* _Objective_
Transcribe each line of the records below exactly, excluding any embedded images.

[Stored data]
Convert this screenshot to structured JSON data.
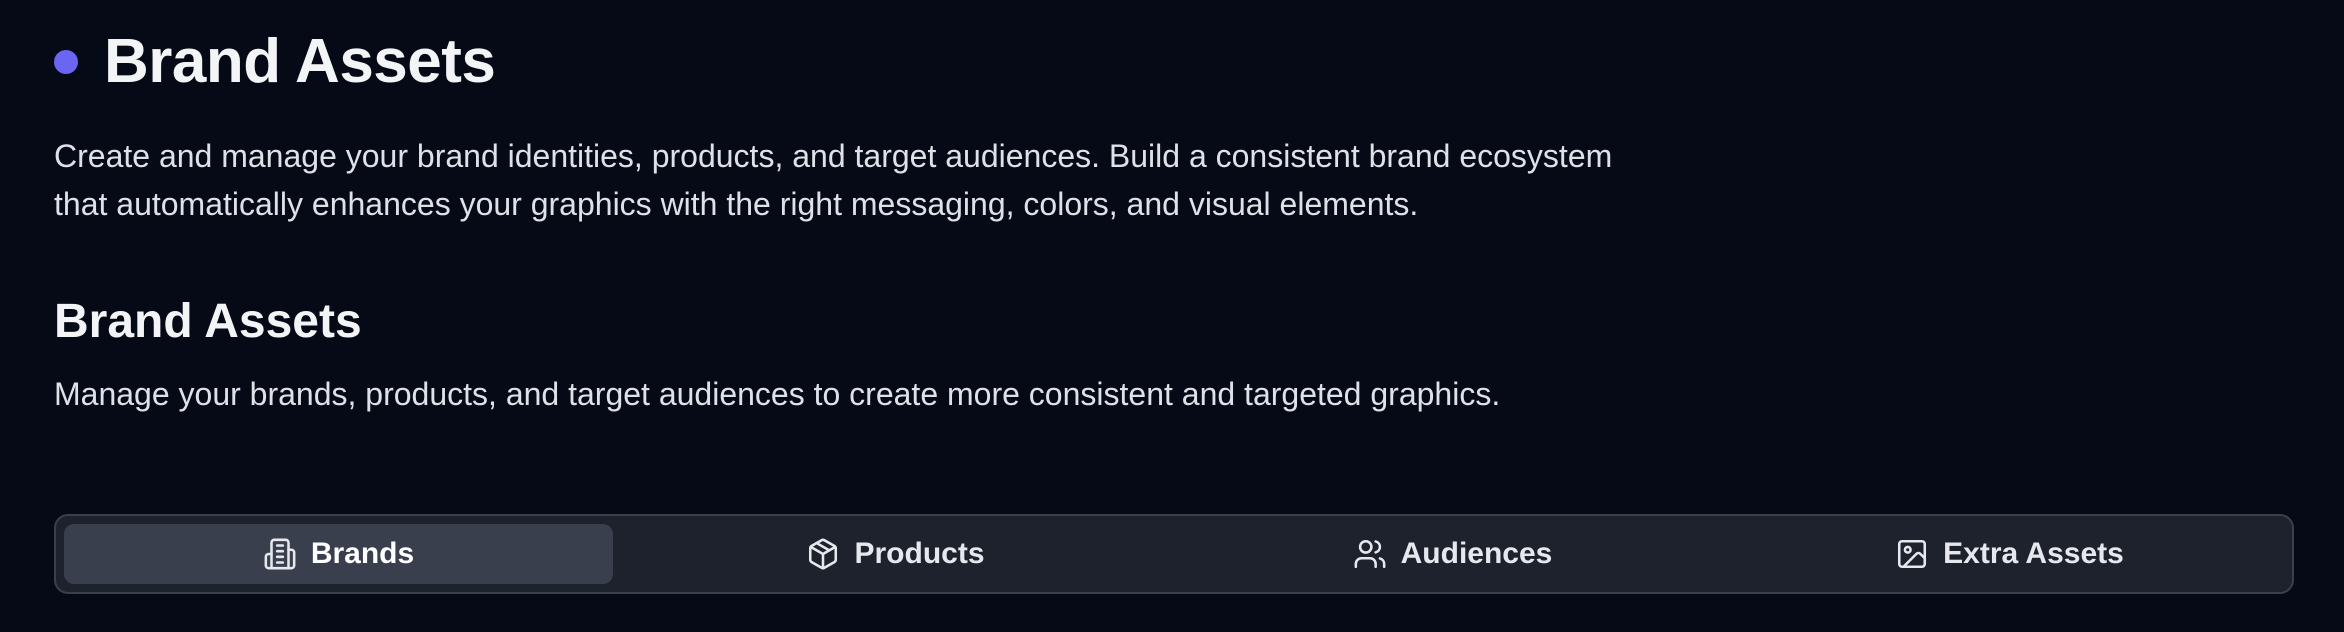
{
  "header": {
    "title": "Brand Assets",
    "accent_color": "#6b66f2",
    "description": "Create and manage your brand identities, products, and target audiences. Build a consistent brand ecosystem that automatically enhances your graphics with the right messaging, colors, and visual elements."
  },
  "section": {
    "title": "Brand Assets",
    "description": "Manage your brands, products, and target audiences to create more consistent and targeted graphics."
  },
  "tabs": [
    {
      "label": "Brands",
      "icon": "building-icon",
      "active": true
    },
    {
      "label": "Products",
      "icon": "package-icon",
      "active": false
    },
    {
      "label": "Audiences",
      "icon": "users-icon",
      "active": false
    },
    {
      "label": "Extra Assets",
      "icon": "image-icon",
      "active": false
    }
  ]
}
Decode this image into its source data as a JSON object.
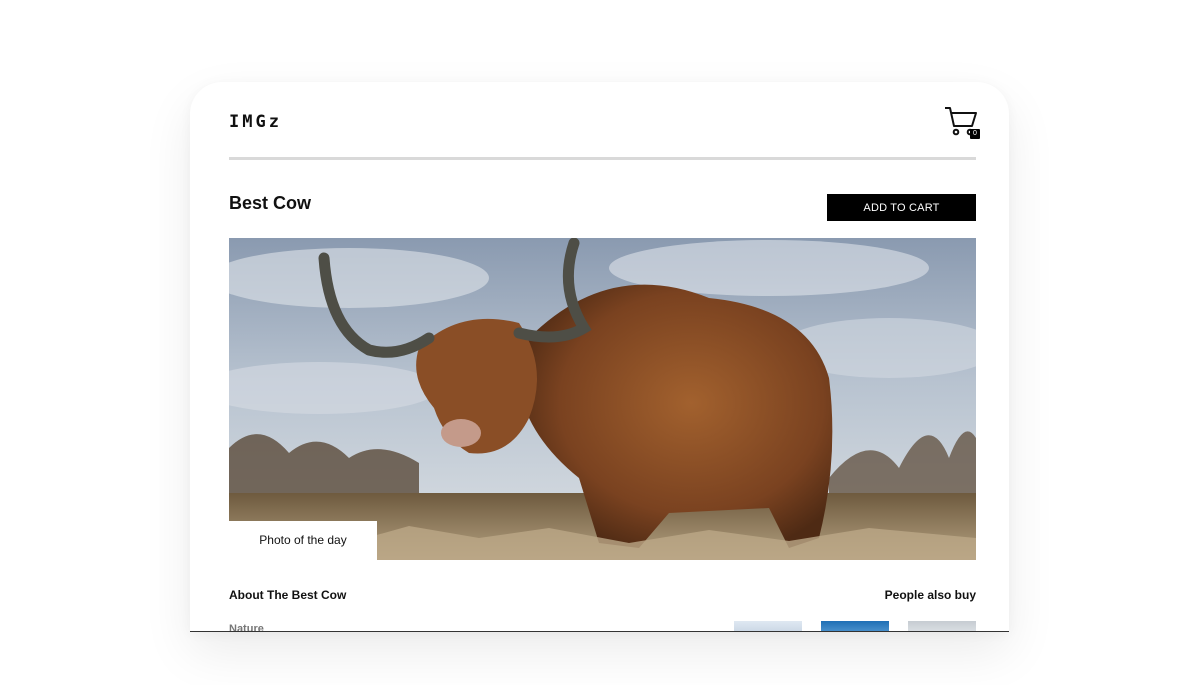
{
  "app": {
    "logo": "IMGz"
  },
  "cart": {
    "count": "0"
  },
  "product": {
    "title": "Best Cow",
    "add_to_cart_label": "ADD TO CART",
    "photo_label": "Photo of the day",
    "about_heading": "About The Best Cow",
    "category": "Nature"
  },
  "related": {
    "heading": "People also buy"
  }
}
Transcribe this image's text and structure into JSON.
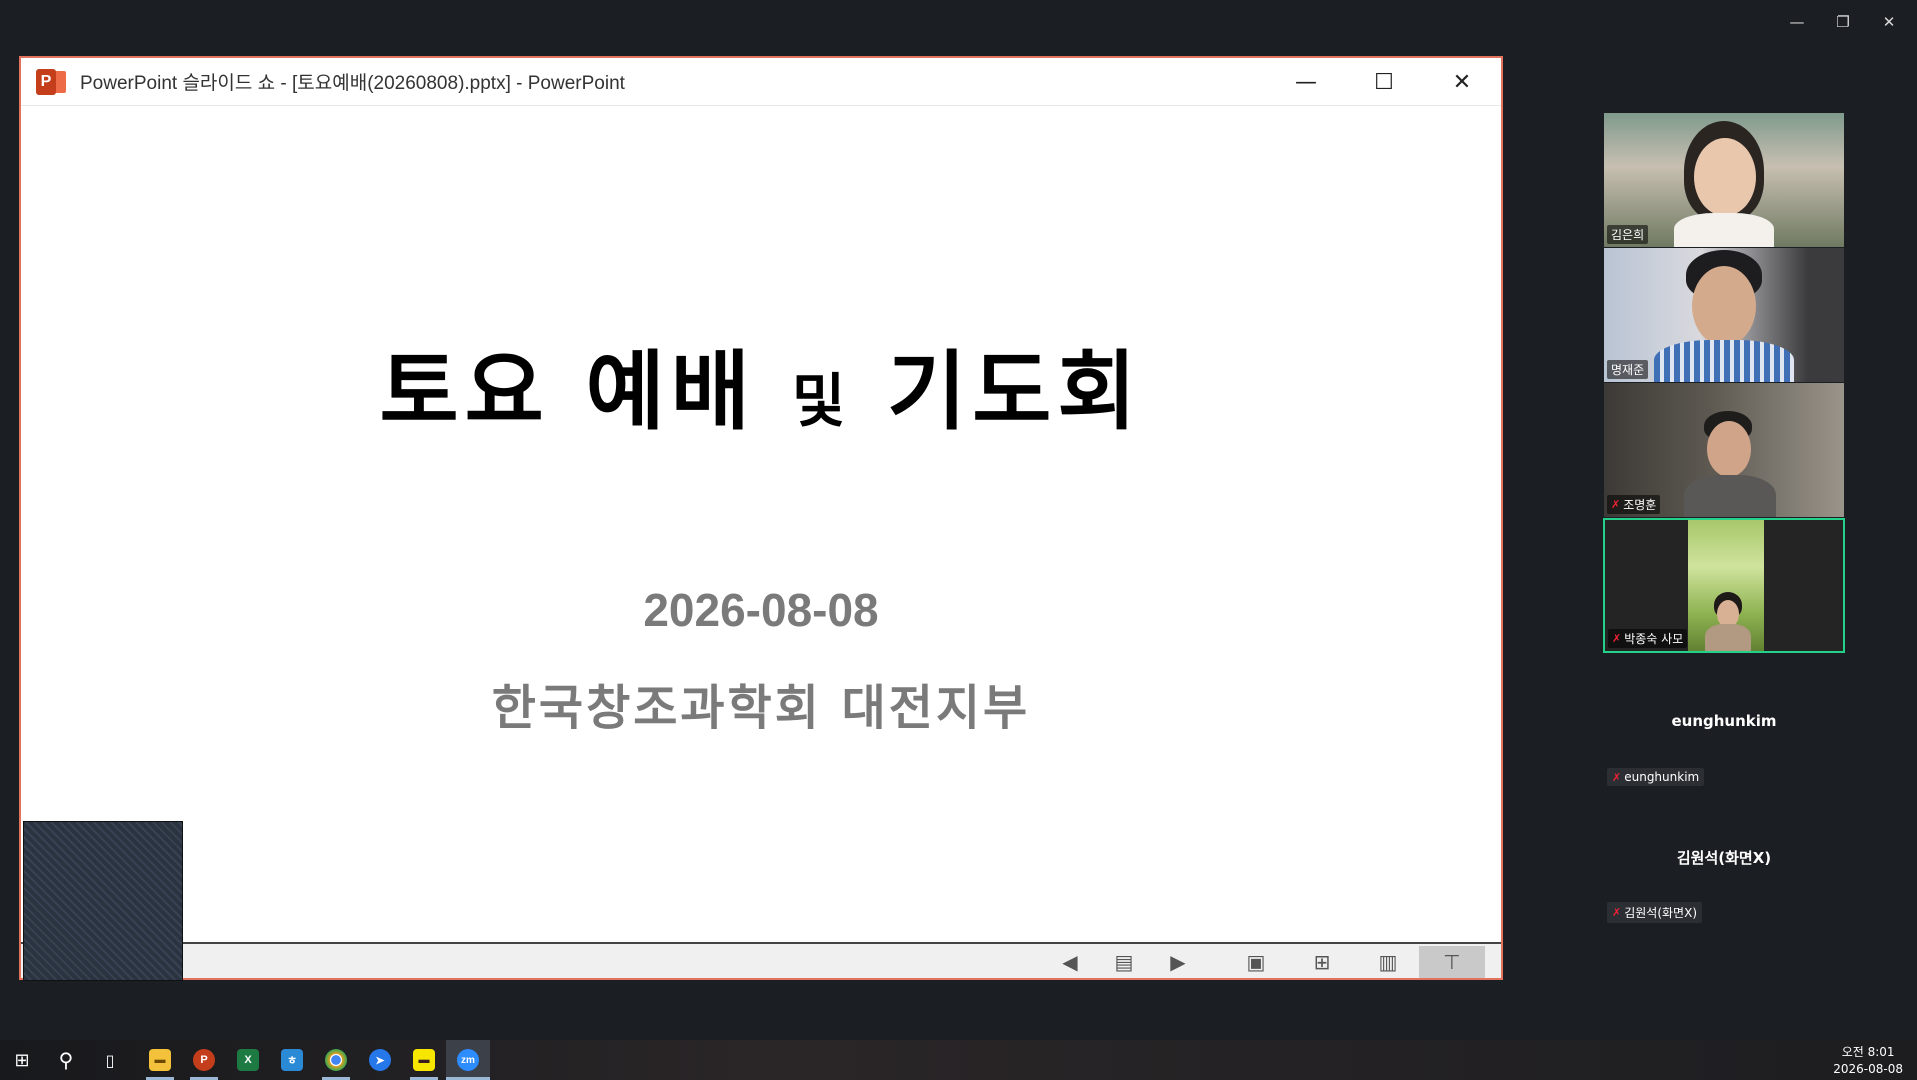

* _Reply to the exercise_
Convert this screenshot to structured JSON data.
{
  "header": {
    "title": "Brand Assets",
    "accent_color": "#6b66f2",
    "description": "Create and manage your brand identities, products, and target audiences. Build a consistent brand ecosystem that automatically enhances your graphics with the right messaging, colors, and visual elements."
  },
  "section": {
    "title": "Brand Assets",
    "description": "Manage your brands, products, and target audiences to create more consistent and targeted graphics."
  },
  "tabs": [
    {
      "label": "Brands",
      "icon": "building-icon",
      "active": true
    },
    {
      "label": "Products",
      "icon": "package-icon",
      "active": false
    },
    {
      "label": "Audiences",
      "icon": "users-icon",
      "active": false
    },
    {
      "label": "Extra Assets",
      "icon": "image-icon",
      "active": false
    }
  ]
}
Decode this image into its source data as a JSON object.
{
  "app": {
    "logo": "IMGz"
  },
  "cart": {
    "count": "0"
  },
  "product": {
    "title": "Best Cow",
    "add_to_cart_label": "ADD TO CART",
    "photo_label": "Photo of the day",
    "about_heading": "About The Best Cow",
    "category": "Nature"
  },
  "related": {
    "heading": "People also buy"
  }
}
Transcribe this image's text and structure into JSON.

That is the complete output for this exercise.